* _Exercício escrito 1_
Liste todas as pessoas mencionadas pelo nome no texto sobre Pigi Bernareggi, uma por linha.
* _Exercício escrito 2_
Repita sem alterações o trecho do texto sobre Pigi Bernareggi que vai de "Estávamos juntos no" até "levei para GS.", incluindo esses dois trechos.

* _Texto do documento_

--------------------------------

Padre Pigi Bernareggi (foto de Kika Antunes)

O meu “início” com Pigi

Dino Quartana, dominicano em Paris, fala de seu encontro com o missionário que faleceu recentemente, e da chegada de Dom Giussani no “Primeiro E” do Liceu Berchet. «Foi uma amizade misteriosa. O que ele vive agora, já vivia antes»

Quase sempre dividíamos o mesmo banco, do ensino médio até a formatura. Morávamos perto e, muitas vezes, quando eu tinha problemas na família, ia passar um tempo na casa dele. Ele tinha uma casa bonita e rica, com uma bela mesa de ping-pong. A primeira coisa que me marcou, e de forma certamente determinante, foi um acontecimento na aula. Era a aula de Ciências e havia uma grande confusão, todos estavam conversando, e a professora brava implicou com ele (acho que até lhe deu uma punição). Mas o Pigi era o único que não estava conversando! Por que não disse isso? Por que não se defendeu? De onde ele tirava essa liberdade? Até hoje esse episódio fica na minha mente e no coração.

Estávamos juntos no famoso “Primeiro E”, onde Dom Giussani deu sua primeira aula. Ele (que tem uma memória de elefante) escreveu o relato detalhado daquela primeira aula, eu tenho só uma vaga lembrança. Eu, antes do Pigi, me interessei muito por Dom Giussani e comecei a frequentar o grupo e, um dia, convidei o Pigi para uma reunião. Daqui a lenda (escrita por ele) de que o levei para GS.

--------------------------------

* _Linhas_
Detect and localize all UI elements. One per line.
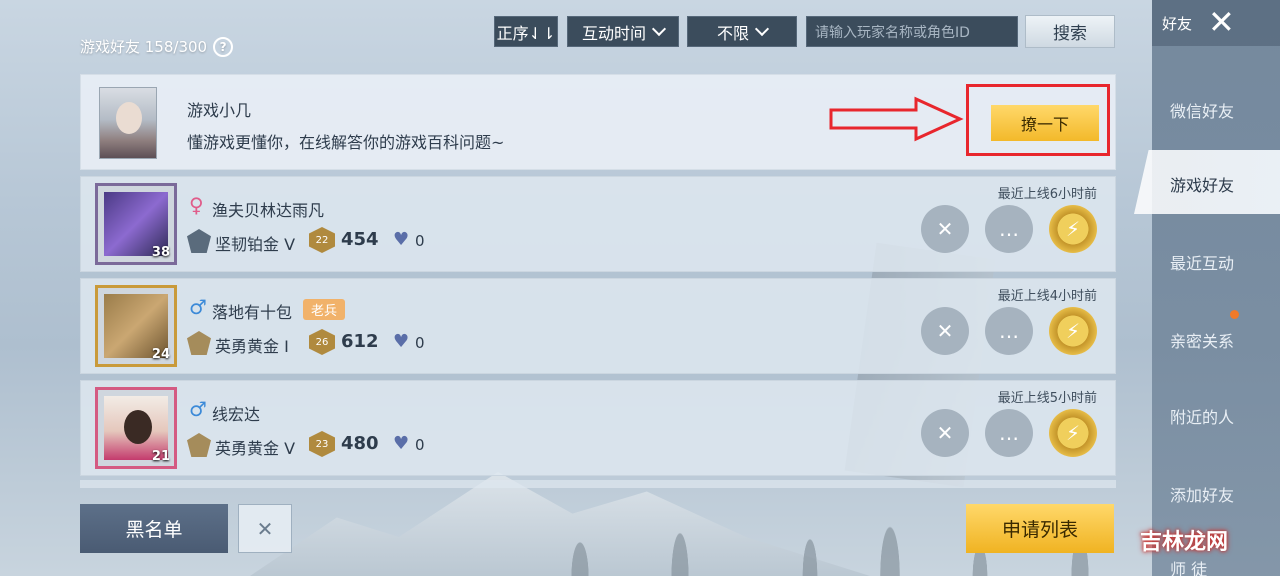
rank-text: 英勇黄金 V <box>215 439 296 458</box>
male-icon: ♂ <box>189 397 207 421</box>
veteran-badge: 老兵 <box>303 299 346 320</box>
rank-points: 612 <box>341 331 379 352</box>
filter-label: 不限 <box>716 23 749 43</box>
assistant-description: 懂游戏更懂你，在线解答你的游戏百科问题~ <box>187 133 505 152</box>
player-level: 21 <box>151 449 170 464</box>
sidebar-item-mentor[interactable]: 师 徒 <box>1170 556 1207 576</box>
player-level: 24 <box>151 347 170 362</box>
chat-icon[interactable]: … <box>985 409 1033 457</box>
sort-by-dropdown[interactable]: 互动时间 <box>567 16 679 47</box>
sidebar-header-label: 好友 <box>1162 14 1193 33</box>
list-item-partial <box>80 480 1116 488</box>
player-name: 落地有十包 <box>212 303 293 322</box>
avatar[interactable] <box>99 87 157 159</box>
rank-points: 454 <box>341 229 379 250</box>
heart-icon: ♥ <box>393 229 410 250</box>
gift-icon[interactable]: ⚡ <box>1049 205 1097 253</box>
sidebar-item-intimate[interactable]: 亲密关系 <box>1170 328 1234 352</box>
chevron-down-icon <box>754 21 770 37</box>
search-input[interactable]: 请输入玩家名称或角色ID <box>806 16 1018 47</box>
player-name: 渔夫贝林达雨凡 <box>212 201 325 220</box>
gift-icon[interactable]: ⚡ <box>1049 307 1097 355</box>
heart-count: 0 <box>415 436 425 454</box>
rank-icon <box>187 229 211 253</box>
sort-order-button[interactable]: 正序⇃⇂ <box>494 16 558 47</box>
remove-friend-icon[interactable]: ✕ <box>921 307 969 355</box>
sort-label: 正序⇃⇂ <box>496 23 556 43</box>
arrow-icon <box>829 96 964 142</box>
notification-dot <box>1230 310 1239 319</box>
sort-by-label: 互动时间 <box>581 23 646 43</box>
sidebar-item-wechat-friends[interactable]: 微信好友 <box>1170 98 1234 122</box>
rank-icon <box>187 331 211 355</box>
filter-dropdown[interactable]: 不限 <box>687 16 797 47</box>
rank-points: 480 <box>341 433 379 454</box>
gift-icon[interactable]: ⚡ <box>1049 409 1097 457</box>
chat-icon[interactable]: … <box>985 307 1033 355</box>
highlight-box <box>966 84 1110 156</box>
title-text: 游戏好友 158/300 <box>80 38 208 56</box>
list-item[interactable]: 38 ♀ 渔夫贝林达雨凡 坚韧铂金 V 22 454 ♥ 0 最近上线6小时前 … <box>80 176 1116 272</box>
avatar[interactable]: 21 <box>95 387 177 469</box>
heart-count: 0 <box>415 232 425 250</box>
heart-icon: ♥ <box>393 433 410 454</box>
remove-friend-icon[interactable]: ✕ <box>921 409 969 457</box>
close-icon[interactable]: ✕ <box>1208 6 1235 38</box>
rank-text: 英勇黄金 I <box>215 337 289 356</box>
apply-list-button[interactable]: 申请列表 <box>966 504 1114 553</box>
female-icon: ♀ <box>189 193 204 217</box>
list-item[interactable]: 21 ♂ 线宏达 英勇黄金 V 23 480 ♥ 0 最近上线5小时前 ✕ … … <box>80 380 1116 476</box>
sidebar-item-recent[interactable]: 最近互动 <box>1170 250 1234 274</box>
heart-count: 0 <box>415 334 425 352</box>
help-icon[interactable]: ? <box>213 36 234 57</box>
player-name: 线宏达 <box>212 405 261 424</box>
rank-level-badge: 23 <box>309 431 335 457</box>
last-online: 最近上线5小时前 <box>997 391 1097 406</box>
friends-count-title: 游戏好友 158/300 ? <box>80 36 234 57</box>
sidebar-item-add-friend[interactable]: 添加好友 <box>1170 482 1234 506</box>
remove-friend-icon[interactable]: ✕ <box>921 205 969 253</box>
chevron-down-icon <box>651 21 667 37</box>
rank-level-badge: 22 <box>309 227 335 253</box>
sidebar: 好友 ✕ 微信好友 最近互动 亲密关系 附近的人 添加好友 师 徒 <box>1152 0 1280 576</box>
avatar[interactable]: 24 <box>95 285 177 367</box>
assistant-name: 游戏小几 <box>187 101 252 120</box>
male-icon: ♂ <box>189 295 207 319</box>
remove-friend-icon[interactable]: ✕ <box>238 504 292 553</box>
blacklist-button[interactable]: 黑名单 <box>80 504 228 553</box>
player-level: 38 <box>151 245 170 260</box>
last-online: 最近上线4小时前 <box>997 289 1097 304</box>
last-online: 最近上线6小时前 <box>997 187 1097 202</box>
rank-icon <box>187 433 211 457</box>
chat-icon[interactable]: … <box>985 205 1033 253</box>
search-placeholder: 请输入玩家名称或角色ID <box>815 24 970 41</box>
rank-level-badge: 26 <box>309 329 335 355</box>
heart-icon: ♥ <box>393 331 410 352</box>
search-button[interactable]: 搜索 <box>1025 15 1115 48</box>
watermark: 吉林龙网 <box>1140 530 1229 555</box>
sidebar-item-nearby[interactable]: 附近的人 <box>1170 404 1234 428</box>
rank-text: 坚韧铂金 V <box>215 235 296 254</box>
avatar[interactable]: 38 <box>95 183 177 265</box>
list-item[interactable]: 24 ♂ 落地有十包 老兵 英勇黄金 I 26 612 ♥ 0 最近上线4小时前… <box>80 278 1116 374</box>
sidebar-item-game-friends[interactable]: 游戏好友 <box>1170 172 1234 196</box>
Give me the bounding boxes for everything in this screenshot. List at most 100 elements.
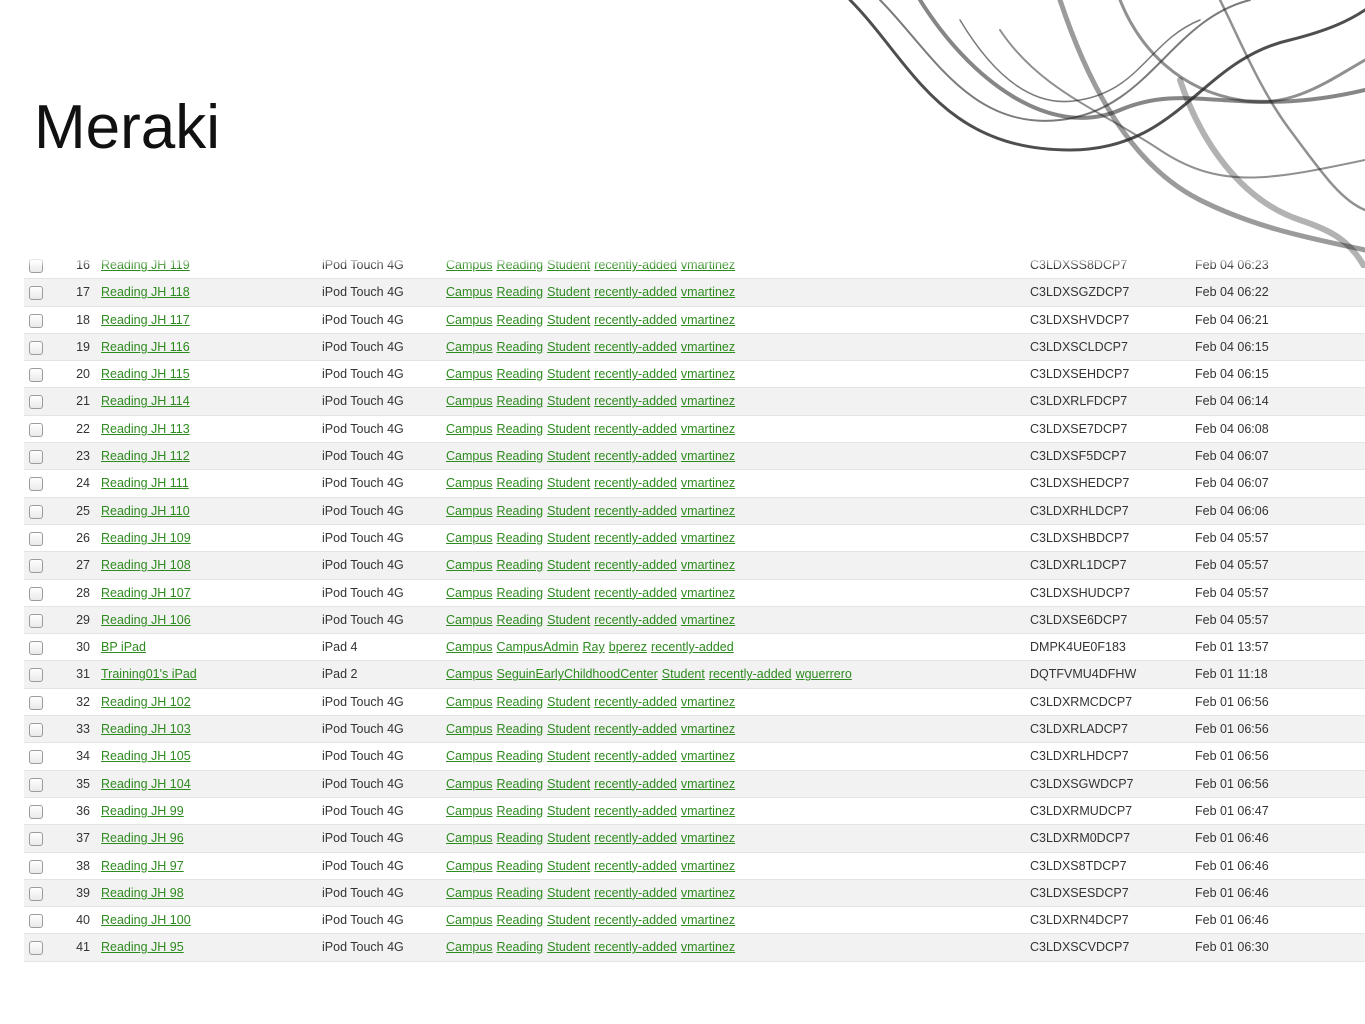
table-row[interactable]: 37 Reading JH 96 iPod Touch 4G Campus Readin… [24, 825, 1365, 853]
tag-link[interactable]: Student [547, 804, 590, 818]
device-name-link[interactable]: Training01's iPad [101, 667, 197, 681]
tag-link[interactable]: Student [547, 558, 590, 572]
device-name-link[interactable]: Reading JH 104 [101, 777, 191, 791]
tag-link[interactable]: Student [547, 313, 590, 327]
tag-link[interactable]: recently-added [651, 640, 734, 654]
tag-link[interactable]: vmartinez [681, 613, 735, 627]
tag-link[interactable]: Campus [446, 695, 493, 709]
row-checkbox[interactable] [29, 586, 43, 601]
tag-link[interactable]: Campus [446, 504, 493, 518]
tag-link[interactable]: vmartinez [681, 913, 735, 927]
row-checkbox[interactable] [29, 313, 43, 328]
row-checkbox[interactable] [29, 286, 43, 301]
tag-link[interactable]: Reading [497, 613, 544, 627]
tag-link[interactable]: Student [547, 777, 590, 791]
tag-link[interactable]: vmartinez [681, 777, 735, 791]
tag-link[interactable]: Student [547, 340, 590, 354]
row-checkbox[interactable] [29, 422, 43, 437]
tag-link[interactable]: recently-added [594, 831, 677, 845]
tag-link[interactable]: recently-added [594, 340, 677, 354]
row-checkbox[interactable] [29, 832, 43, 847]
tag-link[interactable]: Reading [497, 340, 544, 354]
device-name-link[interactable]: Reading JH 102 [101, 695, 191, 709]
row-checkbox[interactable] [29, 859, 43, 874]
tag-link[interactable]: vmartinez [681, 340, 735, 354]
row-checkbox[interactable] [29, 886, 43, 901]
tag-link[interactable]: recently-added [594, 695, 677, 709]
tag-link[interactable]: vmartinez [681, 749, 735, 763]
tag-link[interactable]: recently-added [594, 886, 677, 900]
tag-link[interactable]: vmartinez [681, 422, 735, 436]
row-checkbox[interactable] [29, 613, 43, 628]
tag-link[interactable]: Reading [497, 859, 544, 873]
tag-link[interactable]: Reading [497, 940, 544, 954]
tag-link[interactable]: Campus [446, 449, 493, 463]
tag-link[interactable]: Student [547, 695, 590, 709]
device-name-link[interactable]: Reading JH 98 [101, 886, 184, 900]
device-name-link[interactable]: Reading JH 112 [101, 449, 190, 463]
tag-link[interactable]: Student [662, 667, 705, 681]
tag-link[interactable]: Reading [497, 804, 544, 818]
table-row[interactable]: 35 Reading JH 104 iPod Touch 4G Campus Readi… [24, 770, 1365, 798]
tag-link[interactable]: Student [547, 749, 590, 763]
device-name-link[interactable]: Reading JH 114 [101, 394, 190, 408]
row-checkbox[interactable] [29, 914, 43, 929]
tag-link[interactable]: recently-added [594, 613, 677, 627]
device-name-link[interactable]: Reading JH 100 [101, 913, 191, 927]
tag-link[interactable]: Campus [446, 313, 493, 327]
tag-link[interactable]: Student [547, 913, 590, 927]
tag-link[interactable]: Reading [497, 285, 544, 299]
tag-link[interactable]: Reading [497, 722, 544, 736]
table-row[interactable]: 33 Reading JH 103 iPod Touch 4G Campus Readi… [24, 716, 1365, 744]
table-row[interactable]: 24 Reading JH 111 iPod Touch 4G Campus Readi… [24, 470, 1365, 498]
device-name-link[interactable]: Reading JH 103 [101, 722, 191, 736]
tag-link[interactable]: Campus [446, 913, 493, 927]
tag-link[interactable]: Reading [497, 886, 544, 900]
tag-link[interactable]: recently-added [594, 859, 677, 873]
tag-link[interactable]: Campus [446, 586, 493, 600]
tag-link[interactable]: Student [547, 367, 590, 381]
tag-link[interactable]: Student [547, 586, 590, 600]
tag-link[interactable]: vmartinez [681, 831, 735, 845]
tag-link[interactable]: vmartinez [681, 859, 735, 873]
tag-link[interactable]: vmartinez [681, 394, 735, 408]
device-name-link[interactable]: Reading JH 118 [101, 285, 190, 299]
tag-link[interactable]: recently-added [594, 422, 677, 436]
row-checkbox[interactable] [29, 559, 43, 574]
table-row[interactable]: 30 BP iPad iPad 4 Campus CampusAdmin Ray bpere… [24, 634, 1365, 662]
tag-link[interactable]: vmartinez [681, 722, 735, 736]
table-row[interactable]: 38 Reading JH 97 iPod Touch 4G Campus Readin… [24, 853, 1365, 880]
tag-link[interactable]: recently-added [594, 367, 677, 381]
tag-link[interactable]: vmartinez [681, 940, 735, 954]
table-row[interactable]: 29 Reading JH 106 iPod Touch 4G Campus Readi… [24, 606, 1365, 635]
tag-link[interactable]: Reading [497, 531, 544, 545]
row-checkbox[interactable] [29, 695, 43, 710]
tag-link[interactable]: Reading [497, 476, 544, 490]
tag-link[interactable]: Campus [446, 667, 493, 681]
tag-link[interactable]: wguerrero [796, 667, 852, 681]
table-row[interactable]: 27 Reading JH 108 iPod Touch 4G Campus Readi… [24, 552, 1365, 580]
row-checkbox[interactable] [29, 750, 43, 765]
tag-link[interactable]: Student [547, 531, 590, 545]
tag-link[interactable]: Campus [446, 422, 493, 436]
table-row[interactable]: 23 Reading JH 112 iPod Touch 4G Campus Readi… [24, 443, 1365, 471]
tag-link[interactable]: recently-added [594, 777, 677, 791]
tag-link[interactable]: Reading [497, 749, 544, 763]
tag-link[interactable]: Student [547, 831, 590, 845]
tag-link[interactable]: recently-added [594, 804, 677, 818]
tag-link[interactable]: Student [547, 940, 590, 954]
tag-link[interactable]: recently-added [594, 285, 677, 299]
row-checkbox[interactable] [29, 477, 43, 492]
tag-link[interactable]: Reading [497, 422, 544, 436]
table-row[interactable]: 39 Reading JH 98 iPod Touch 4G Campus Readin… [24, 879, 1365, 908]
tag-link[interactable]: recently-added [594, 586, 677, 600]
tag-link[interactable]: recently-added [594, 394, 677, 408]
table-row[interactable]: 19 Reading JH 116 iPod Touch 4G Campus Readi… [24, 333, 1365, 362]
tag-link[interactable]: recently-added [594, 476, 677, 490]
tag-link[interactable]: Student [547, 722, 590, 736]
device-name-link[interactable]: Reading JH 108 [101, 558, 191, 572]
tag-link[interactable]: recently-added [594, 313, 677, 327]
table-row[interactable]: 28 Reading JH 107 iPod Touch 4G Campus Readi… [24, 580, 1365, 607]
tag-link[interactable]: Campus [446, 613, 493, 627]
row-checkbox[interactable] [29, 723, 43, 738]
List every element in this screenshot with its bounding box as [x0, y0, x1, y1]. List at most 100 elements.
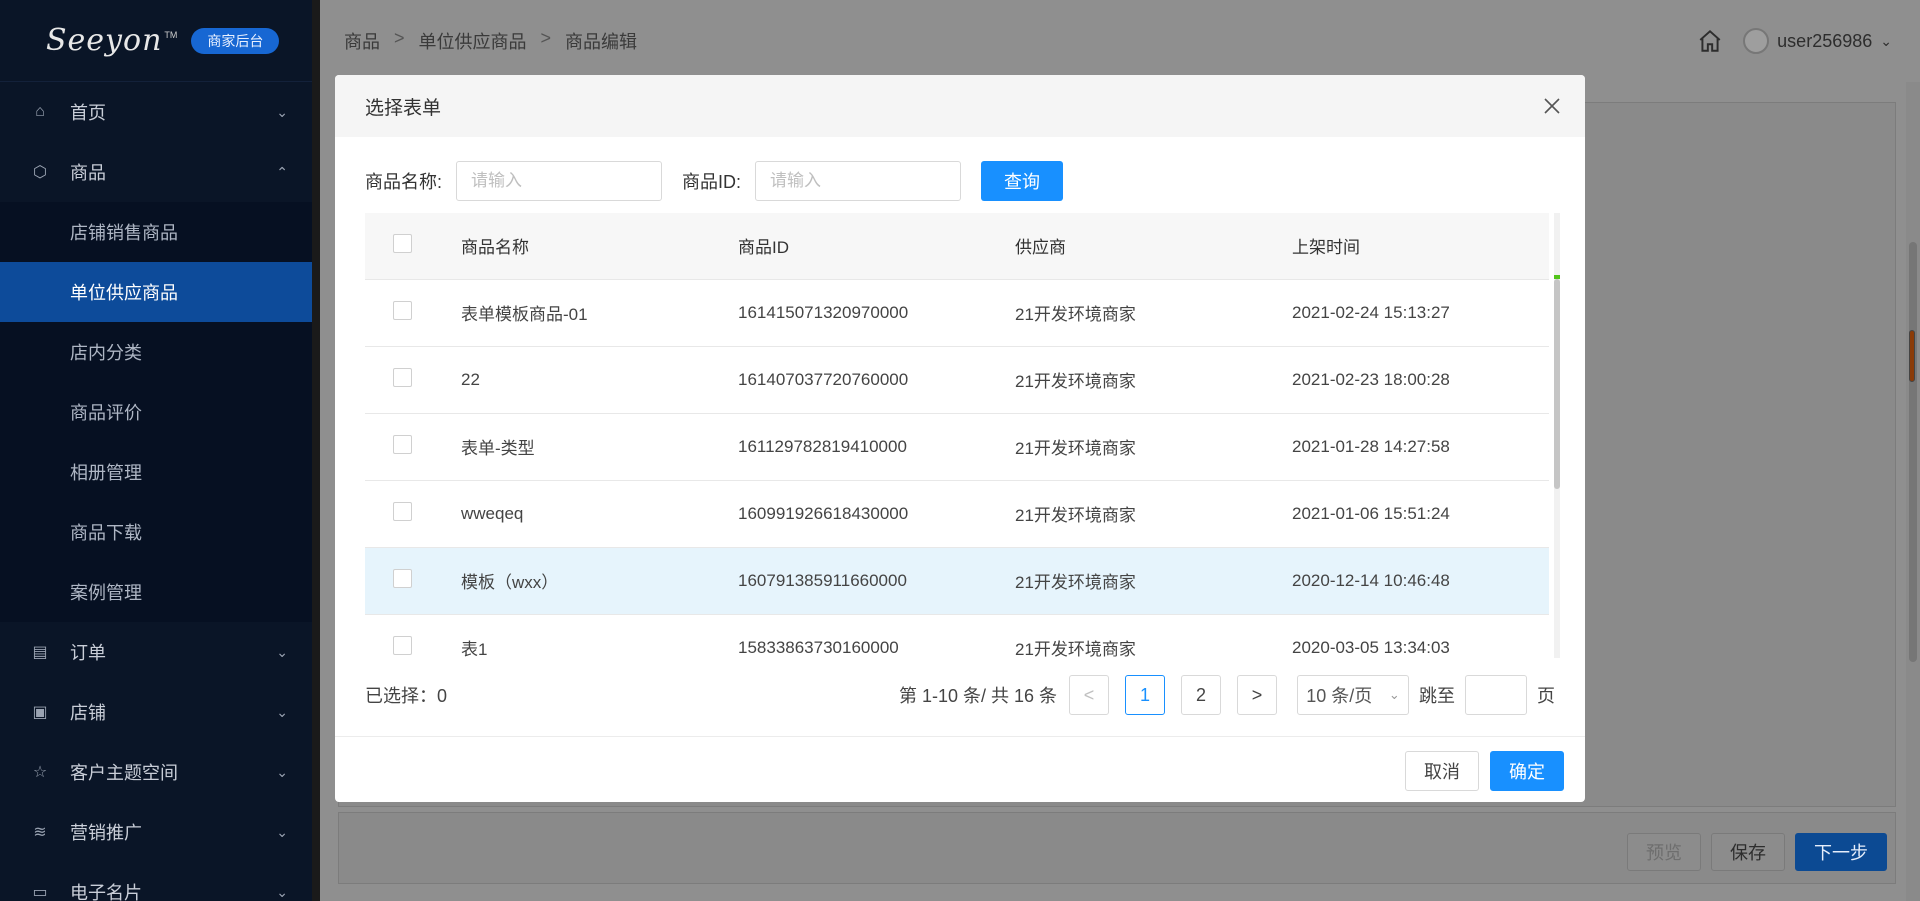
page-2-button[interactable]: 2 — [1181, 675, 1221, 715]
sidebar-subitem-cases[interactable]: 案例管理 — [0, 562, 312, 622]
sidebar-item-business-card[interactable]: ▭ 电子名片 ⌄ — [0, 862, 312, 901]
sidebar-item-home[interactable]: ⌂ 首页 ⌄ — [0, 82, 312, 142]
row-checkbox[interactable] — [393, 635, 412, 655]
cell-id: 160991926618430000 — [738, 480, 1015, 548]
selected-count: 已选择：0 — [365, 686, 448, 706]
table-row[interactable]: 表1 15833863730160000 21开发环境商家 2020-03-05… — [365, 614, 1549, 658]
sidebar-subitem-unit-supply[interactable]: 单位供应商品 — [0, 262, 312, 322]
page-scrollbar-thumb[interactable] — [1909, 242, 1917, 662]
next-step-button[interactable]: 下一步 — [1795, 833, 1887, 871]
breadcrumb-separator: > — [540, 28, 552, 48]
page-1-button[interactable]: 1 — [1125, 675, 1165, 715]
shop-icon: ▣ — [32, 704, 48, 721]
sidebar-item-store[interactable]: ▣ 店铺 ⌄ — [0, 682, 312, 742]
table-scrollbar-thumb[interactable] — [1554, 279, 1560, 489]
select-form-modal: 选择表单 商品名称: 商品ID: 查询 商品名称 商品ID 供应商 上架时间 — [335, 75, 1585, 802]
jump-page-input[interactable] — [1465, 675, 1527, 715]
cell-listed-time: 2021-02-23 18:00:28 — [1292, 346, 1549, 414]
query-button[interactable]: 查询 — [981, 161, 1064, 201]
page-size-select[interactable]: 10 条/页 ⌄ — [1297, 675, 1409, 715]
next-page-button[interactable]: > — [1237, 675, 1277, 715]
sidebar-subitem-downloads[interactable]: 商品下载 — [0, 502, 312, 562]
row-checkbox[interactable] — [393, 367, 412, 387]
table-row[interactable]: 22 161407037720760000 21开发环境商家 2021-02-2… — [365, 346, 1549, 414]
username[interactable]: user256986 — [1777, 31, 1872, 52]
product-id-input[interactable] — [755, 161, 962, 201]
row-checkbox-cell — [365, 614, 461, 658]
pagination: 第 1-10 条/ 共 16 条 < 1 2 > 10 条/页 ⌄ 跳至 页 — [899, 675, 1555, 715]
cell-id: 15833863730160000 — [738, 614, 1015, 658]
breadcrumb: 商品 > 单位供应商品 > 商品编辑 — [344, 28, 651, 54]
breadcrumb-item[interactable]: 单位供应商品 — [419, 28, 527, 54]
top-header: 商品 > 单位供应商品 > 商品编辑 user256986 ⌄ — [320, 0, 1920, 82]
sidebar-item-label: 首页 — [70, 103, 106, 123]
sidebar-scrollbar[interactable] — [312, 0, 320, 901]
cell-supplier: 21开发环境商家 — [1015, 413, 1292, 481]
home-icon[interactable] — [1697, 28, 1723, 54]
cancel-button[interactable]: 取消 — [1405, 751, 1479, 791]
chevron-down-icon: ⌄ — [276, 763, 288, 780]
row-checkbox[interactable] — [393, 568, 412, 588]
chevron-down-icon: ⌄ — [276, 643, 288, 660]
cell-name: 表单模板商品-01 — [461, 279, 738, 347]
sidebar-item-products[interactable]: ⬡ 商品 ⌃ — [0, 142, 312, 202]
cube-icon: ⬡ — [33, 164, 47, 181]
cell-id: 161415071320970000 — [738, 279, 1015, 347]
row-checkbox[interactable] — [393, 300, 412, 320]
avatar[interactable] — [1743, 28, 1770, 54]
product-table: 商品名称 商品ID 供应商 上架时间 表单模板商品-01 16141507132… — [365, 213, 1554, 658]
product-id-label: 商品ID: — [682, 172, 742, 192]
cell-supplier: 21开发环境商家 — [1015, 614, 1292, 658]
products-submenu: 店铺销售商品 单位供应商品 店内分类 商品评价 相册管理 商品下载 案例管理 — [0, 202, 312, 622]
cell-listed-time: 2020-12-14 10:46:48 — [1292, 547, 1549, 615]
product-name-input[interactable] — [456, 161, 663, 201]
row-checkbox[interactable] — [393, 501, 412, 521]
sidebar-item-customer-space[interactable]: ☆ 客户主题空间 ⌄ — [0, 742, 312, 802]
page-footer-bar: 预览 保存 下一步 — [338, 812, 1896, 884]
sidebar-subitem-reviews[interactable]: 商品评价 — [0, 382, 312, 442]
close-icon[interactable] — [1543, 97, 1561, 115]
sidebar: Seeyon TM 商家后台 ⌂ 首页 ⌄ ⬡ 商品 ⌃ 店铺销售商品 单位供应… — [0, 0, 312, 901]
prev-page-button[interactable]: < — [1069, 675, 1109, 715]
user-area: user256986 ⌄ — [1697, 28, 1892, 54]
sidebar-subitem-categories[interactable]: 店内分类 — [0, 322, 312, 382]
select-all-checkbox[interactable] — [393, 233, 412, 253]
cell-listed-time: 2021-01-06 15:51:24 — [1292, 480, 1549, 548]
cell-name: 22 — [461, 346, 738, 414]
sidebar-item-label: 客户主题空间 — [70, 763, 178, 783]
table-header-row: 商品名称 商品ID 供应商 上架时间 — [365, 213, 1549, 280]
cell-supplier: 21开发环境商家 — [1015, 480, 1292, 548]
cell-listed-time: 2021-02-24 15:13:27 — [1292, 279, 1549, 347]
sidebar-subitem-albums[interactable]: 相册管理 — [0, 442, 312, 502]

--------------------------------

* _Resposta completa 1_
Pigi Bernareggi
Kika Antunes
Dino Quartana
Dom Giussani

* _Resposta completa 2_
Estávamos juntos no famoso “Primeiro E”, onde Dom Giussani deu sua primeira aula. Ele (que tem uma memória de elefante) escreveu o relato detalhado daquela primeira aula, eu tenho só uma vaga lembrança. Eu, antes do Pigi, me interessei muito por Dom Giussani e comecei a frequentar o grupo e, um dia, convidei o Pigi para uma reunião. Daqui a lenda (escrita por ele) de que o levei para GS.